提示文
==================================================

健康保険被保険者資格証明書がない場合は、病院の窓口で事情を説明して、いったん自費で受診します。後日健康保険証が届いてから医療機関で還付手続きを行うと、支払った自己負担分の払い戻しが受けられます。
社会保険の手続き以外にも、税金や失業手当など、転職時にはさまざまな手続きが必要になる場合があります。ここでは、転職時に発生しうる3つの手続きについて詳しく解説します。転職のタイミングによって必要な手続きが異なるため、しっかりと確認しておきましょう。
転職時の住民税の納付方法は、特別徴収と普通徴収の2種類があります。特別徴収は、勤務先の会社が毎月の給与から住民税を天引きして納付する方法です。一方、普通徴収は、自分で納付書を使って納付する方法です。年の途中で転職する場合、退職前に所定の手続きを行えば、特別徴収を継続できます。

==================================================

抜粋資料
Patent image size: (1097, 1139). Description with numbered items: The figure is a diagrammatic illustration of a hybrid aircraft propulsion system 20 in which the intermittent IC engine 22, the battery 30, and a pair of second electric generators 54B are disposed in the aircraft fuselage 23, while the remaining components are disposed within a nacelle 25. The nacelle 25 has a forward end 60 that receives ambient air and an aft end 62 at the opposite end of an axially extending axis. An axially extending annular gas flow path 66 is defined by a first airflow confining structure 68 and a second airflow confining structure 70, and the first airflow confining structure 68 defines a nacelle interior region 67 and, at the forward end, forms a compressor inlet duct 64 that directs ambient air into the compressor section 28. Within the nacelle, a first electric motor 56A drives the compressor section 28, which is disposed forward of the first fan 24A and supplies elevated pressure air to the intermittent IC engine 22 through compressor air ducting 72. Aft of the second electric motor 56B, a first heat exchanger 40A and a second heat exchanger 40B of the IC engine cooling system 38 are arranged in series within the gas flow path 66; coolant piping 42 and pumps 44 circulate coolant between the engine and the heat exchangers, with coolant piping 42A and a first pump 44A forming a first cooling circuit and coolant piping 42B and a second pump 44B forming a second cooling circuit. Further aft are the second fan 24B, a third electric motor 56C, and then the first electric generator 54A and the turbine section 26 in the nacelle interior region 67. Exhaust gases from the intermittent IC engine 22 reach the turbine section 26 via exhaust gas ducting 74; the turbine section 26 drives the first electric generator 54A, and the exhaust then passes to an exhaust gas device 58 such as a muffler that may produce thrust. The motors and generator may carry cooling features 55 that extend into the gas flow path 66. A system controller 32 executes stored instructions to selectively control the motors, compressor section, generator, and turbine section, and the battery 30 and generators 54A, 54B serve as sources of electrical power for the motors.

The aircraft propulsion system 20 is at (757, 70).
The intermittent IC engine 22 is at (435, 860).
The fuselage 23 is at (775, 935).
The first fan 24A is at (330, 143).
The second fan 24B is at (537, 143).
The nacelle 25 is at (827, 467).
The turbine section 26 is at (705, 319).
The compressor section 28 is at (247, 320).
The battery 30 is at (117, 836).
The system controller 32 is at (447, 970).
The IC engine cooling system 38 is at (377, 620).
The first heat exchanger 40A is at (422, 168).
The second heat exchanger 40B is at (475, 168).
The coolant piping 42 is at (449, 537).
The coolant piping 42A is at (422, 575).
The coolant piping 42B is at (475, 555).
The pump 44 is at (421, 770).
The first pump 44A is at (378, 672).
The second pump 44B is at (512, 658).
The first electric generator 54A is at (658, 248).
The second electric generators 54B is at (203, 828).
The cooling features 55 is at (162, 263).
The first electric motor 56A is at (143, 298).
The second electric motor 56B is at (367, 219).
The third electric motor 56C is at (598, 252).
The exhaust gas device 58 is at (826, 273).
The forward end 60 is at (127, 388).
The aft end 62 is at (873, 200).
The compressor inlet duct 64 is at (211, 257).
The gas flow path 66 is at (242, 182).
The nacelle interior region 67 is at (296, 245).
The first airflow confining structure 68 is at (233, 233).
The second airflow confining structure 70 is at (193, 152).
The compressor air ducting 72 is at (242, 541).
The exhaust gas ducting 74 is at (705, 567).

==================================================

練習問題
1 > 提示文に名称が出てくる書類・証明書をすべて挙げてください。
2 > 提示文に基づき、次の問いに答えてください。
(a) 健康保険被保険者資格証明書がない場合、病院の窓口ではどうしますか。
(b) 特別徴収とはどのような納付方法ですか。
(c) 年の途中で転職する場合、特別徴収を継続するには何が必要ですか。
3 > 提示文のうち、「健康保険被保険者資格証明書が」から「かりと確認しておきましょう。」までの部分を一字一句違えずに書き写してください。

解答
1 >
健康保険被保険者資格証明書
健康保険証
納付書

2 >
(a) 事情を説明して、いったん自費で受診します。
(b) 勤務先の会社が毎月の給与から住民税を天引きして納付する方法です。
(c) 退職前に所定の手続きを行うことです。

3 >
健康保険被保険者資格証明書がない場合は、病院の窓口で事情を説明して、いったん自費で受診します。後日健康保険証が届いてから医療機関で還付手続きを行うと、支払った自己負担分の払い戻しが受けられます。
社会保険の手続き以外にも、税金や失業手当など、転職時にはさまざまな手続きが必要になる場合があります。ここでは、転職時に発生しうる3つの手続きについて詳しく解説します。転職のタイミングによって必要な手続きが異なるため、しっかりと確認しておきましょう。